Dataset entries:

--

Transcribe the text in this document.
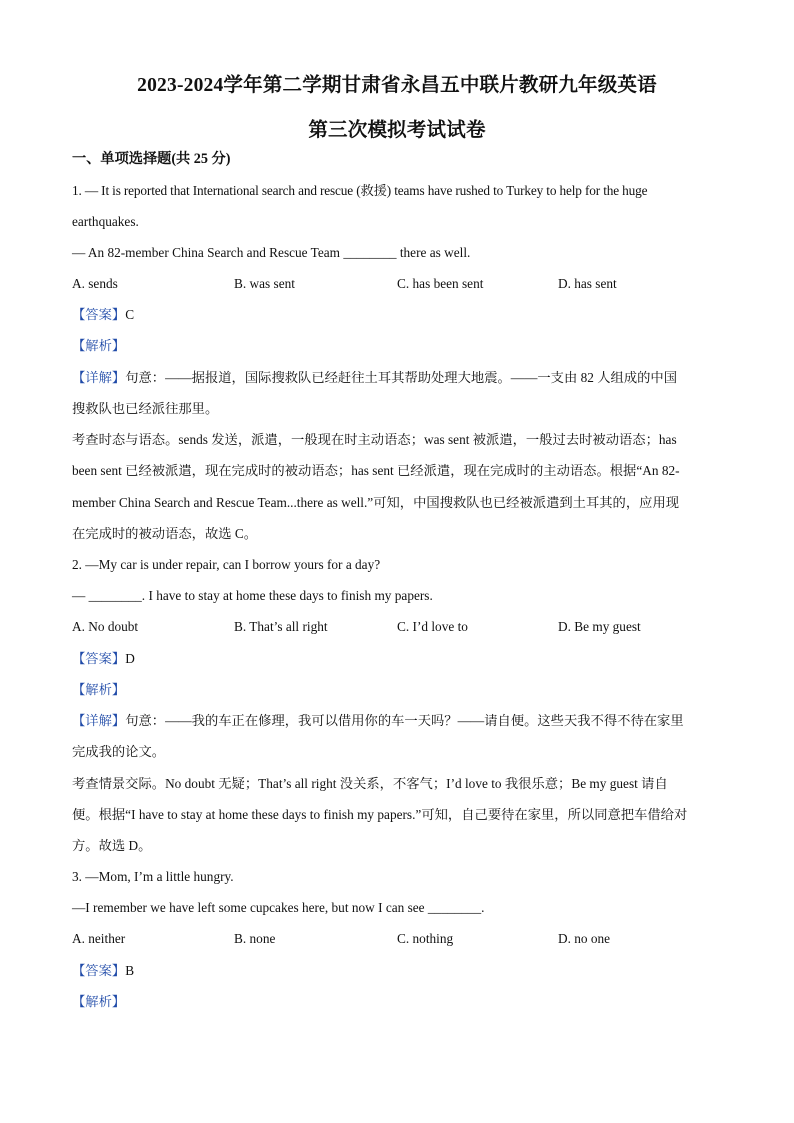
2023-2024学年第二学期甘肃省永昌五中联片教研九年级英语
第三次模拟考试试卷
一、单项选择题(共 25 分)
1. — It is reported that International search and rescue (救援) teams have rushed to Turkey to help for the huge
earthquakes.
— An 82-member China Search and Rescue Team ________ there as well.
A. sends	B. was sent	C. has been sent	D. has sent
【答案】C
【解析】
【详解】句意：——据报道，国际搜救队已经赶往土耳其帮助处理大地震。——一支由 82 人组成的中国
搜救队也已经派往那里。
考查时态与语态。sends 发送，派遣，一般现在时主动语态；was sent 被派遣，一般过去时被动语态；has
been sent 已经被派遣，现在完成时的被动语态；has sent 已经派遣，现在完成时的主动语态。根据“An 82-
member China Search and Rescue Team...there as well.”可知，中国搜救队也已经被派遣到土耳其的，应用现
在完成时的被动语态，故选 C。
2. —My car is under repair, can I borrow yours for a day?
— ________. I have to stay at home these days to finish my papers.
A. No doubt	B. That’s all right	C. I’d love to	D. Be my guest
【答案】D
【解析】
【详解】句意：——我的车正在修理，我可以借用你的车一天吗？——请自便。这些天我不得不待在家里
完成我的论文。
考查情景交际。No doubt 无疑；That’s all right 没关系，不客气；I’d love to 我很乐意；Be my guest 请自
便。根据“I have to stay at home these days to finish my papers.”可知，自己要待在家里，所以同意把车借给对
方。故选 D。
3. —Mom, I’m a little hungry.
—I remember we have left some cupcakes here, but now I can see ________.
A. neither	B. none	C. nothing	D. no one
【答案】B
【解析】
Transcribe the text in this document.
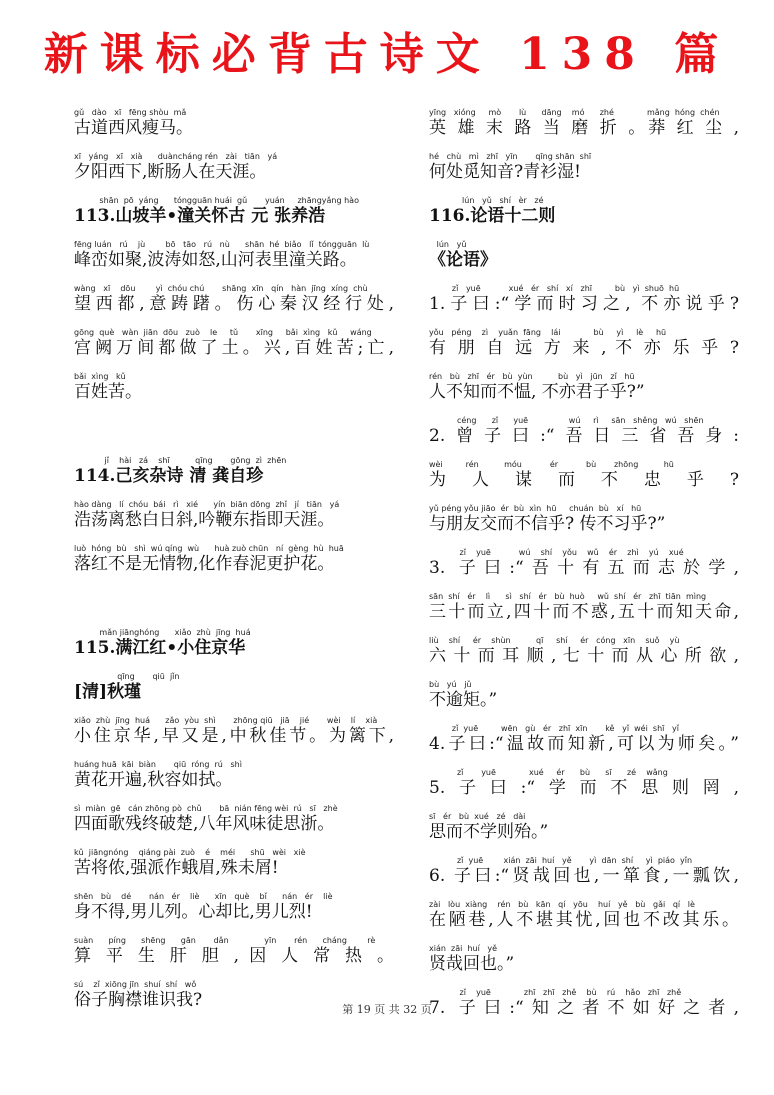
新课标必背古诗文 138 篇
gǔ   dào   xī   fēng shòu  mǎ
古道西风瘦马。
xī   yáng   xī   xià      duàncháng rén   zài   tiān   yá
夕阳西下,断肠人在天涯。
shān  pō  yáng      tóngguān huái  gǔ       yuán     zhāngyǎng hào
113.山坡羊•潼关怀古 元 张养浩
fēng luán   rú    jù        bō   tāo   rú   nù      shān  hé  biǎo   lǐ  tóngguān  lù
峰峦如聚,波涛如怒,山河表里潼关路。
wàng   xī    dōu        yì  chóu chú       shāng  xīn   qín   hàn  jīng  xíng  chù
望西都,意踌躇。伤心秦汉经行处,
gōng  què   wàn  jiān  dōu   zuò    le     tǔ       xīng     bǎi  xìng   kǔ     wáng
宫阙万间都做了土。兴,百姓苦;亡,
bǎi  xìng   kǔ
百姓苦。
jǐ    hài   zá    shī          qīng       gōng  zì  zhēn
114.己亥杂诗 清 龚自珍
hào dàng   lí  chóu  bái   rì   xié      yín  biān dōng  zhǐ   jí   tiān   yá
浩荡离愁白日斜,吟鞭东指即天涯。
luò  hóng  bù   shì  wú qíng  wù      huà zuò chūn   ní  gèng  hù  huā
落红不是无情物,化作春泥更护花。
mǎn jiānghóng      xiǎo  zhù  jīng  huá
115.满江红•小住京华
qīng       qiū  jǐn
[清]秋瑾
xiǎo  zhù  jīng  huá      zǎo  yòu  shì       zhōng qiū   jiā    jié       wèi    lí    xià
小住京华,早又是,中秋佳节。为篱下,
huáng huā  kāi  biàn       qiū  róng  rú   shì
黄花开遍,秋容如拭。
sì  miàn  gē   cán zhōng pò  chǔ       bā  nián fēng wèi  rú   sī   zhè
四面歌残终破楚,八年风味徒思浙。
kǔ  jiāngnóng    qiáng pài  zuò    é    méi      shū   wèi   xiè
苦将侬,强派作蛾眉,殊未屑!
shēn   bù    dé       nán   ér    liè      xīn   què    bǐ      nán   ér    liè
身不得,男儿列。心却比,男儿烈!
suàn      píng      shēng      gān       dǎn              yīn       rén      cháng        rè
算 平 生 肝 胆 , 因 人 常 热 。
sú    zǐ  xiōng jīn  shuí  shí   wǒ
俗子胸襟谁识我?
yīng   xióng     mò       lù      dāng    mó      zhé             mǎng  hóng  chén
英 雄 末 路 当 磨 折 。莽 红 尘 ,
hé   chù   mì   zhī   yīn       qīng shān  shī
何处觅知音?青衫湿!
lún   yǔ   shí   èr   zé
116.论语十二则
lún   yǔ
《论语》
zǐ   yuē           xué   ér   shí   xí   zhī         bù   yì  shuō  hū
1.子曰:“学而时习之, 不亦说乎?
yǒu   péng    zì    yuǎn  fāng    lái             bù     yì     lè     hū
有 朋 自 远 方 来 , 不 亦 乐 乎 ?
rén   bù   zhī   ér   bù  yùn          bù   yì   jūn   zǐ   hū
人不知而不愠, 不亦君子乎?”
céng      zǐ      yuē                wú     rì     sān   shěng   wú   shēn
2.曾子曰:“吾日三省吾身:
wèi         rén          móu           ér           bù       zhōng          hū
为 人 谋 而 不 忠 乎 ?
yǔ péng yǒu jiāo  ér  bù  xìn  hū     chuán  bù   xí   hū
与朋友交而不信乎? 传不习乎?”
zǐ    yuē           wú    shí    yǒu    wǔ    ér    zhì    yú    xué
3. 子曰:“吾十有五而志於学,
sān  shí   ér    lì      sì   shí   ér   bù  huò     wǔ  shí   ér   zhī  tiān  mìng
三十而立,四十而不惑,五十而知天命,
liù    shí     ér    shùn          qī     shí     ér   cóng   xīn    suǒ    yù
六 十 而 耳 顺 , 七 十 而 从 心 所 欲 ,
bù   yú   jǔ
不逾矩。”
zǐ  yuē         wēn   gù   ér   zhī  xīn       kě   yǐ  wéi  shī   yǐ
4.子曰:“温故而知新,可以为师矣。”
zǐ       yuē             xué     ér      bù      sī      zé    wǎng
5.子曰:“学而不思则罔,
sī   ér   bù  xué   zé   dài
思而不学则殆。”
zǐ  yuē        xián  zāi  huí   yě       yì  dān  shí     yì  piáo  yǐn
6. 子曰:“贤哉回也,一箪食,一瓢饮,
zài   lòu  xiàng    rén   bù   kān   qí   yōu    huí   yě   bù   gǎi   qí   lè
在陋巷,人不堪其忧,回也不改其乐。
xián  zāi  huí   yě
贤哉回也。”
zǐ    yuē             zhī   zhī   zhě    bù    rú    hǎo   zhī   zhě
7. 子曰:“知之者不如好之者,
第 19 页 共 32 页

--

Directive:
Across the data, tally the lines containing "gōng" and give back the number alone.

Response:
2